* YOUR GOAL: In the entries below, find each line with the word "name" and pull it out.

SOURCE DATA Block Start

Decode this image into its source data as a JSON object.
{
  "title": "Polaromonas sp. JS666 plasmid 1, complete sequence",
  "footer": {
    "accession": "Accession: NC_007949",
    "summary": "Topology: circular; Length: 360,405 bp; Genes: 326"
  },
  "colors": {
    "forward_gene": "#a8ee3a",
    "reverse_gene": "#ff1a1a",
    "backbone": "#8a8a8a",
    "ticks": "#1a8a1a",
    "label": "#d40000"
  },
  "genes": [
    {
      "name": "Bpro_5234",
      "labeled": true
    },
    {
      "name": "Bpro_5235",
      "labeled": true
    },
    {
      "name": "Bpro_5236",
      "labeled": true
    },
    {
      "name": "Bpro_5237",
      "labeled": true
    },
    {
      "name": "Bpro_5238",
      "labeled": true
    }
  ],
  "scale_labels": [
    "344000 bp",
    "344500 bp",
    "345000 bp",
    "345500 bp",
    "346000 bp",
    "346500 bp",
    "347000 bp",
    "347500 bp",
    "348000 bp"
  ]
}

SOURCE DATA Block End

* ANSWER SECTION:
      "name": "Bpro_5234",
      "name": "Bpro_5235",
      "name": "Bpro_5236",
      "name": "Bpro_5237",
      "name": "Bpro_5238",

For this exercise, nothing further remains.